--- Begin Dataset records ---

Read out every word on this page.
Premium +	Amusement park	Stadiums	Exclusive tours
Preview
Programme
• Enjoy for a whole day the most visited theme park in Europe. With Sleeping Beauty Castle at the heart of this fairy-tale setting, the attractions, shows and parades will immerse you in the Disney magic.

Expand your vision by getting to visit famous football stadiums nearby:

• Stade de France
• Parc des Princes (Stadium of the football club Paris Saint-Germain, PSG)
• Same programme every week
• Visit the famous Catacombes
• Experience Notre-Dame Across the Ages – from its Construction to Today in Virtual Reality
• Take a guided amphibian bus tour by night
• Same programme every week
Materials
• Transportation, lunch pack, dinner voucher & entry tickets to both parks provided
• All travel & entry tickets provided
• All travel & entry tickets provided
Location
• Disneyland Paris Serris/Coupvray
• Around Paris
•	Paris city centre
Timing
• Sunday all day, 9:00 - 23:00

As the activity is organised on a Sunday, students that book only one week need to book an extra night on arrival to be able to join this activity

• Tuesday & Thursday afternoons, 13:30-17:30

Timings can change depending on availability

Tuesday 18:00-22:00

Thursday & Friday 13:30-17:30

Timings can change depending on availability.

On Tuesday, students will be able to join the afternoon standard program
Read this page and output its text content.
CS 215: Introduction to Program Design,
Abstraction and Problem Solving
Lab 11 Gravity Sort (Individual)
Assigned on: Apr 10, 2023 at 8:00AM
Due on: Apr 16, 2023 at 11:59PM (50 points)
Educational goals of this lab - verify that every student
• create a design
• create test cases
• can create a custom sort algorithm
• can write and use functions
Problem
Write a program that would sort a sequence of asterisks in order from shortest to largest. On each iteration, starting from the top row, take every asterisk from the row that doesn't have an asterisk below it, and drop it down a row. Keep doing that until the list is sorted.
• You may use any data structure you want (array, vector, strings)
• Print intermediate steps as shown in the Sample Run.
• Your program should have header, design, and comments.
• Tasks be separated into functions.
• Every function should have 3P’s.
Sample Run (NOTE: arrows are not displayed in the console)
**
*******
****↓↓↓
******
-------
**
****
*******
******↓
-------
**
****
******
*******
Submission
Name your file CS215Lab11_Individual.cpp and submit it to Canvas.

--- End Dataset records ---

Exercise directions: Reproduce the material above exactly; please quote every line of it.

Exercise response:
Read out every word on this page.
Premium +	Amusement park	Stadiums	Exclusive tours
Preview
Programme
• Enjoy for a whole day the most visited theme park in Europe. With Sleeping Beauty Castle at the heart of this fairy-tale setting, the attractions, shows and parades will immerse you in the Disney magic.

Expand your vision by getting to visit famous football stadiums nearby:

• Stade de France
• Parc des Princes (Stadium of the football club Paris Saint-Germain, PSG)
• Same programme every week
• Visit the famous Catacombes
• Experience Notre-Dame Across the Ages – from its Construction to Today in Virtual Reality
• Take a guided amphibian bus tour by night
• Same programme every week
Materials
• Transportation, lunch pack, dinner voucher & entry tickets to both parks provided
• All travel & entry tickets provided
• All travel & entry tickets provided
Location
• Disneyland Paris Serris/Coupvray
• Around Paris
•	Paris city centre
Timing
• Sunday all day, 9:00 - 23:00

As the activity is organised on a Sunday, students that book only one week need to book an extra night on arrival to be able to join this activity

• Tuesday & Thursday afternoons, 13:30-17:30

Timings can change depending on availability

Tuesday 18:00-22:00

Thursday & Friday 13:30-17:30

Timings can change depending on availability.

On Tuesday, students will be able to join the afternoon standard program
Read this page and output its text content.
CS 215: Introduction to Program Design,
Abstraction and Problem Solving
Lab 11 Gravity Sort (Individual)
Assigned on: Apr 10, 2023 at 8:00AM
Due on: Apr 16, 2023 at 11:59PM (50 points)
Educational goals of this lab - verify that every student
• create a design
• create test cases
• can create a custom sort algorithm
• can write and use functions
Problem
Write a program that would sort a sequence of asterisks in order from shortest to largest. On each iteration, starting from the top row, take every asterisk from the row that doesn't have an asterisk below it, and drop it down a row. Keep doing that until the list is sorted.
• You may use any data structure you want (array, vector, strings)
• Print intermediate steps as shown in the Sample Run.
• Your program should have header, design, and comments.
• Tasks be separated into functions.
• Every function should have 3P’s.
Sample Run (NOTE: arrows are not displayed in the console)
**
*******
****↓↓↓
******
-------
**
****
*******
******↓
-------
**
****
******
*******
Submission
Name your file CS215Lab11_Individual.cpp and submit it to Canvas.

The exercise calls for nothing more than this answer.